__WORK TO COMPLETE__
Write the records out again, keeping each line exactly as it is.

__RECORDED INFORMATION__
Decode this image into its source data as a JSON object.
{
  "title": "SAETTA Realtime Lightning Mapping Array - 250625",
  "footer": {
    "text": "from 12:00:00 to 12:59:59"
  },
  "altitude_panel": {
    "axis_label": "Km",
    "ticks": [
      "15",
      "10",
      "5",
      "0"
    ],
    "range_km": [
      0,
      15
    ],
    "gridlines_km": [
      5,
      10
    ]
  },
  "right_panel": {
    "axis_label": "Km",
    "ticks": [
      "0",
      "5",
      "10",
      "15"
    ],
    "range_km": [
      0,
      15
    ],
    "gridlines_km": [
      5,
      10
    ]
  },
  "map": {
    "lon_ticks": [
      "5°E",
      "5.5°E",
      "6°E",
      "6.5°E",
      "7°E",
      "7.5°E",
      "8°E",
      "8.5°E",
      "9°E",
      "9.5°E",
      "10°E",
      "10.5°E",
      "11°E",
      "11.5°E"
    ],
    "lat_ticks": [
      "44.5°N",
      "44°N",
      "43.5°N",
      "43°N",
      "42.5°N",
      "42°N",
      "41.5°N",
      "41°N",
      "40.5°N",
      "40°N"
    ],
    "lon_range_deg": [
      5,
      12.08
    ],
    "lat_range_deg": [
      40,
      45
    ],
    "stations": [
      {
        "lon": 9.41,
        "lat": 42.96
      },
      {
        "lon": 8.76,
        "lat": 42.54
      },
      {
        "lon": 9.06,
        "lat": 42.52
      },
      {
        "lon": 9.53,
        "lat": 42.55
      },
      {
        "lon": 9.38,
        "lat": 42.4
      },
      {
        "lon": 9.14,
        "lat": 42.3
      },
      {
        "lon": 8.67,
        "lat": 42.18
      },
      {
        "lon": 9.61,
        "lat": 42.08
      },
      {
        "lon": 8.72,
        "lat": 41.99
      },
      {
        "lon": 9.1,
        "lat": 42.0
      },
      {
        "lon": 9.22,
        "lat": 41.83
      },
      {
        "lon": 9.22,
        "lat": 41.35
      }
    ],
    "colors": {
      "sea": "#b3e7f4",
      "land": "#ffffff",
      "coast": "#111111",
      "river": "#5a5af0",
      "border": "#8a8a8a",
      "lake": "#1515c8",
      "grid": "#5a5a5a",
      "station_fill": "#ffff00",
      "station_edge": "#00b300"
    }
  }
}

__SOLVED PROBLEM__
Decode this image into its source data as a JSON object.
{
  "title": "SAETTA Realtime Lightning Mapping Array - 250625",
  "footer": {
    "text": "from 12:00:00 to 12:59:59"
  },
  "altitude_panel": {
    "axis_label": "Km",
    "ticks": [
      "15",
      "10",
      "5",
      "0"
    ],
    "range_km": [
      0,
      15
    ],
    "gridlines_km": [
      5,
      10
    ]
  },
  "right_panel": {
    "axis_label": "Km",
    "ticks": [
      "0",
      "5",
      "10",
      "15"
    ],
    "range_km": [
      0,
      15
    ],
    "gridlines_km": [
      5,
      10
    ]
  },
  "map": {
    "lon_ticks": [
      "5°E",
      "5.5°E",
      "6°E",
      "6.5°E",
      "7°E",
      "7.5°E",
      "8°E",
      "8.5°E",
      "9°E",
      "9.5°E",
      "10°E",
      "10.5°E",
      "11°E",
      "11.5°E"
    ],
    "lat_ticks": [
      "44.5°N",
      "44°N",
      "43.5°N",
      "43°N",
      "42.5°N",
      "42°N",
      "41.5°N",
      "41°N",
      "40.5°N",
      "40°N"
    ],
    "lon_range_deg": [
      5,
      12.08
    ],
    "lat_range_deg": [
      40,
      45
    ],
    "stations": [
      {
        "lon": 9.41,
        "lat": 42.96
      },
      {
        "lon": 8.76,
        "lat": 42.54
      },
      {
        "lon": 9.06,
        "lat": 42.52
      },
      {
        "lon": 9.53,
        "lat": 42.55
      },
      {
        "lon": 9.38,
        "lat": 42.4
      },
      {
        "lon": 9.14,
        "lat": 42.3
      },
      {
        "lon": 8.67,
        "lat": 42.18
      },
      {
        "lon": 9.61,
        "lat": 42.08
      },
      {
        "lon": 8.72,
        "lat": 41.99
      },
      {
        "lon": 9.1,
        "lat": 42.0
      },
      {
        "lon": 9.22,
        "lat": 41.83
      },
      {
        "lon": 9.22,
        "lat": 41.35
      }
    ],
    "colors": {
      "sea": "#b3e7f4",
      "land": "#ffffff",
      "coast": "#111111",
      "river": "#5a5af0",
      "border": "#8a8a8a",
      "lake": "#1515c8",
      "grid": "#5a5a5a",
      "station_fill": "#ffff00",
      "station_edge": "#00b300"
    }
  }
}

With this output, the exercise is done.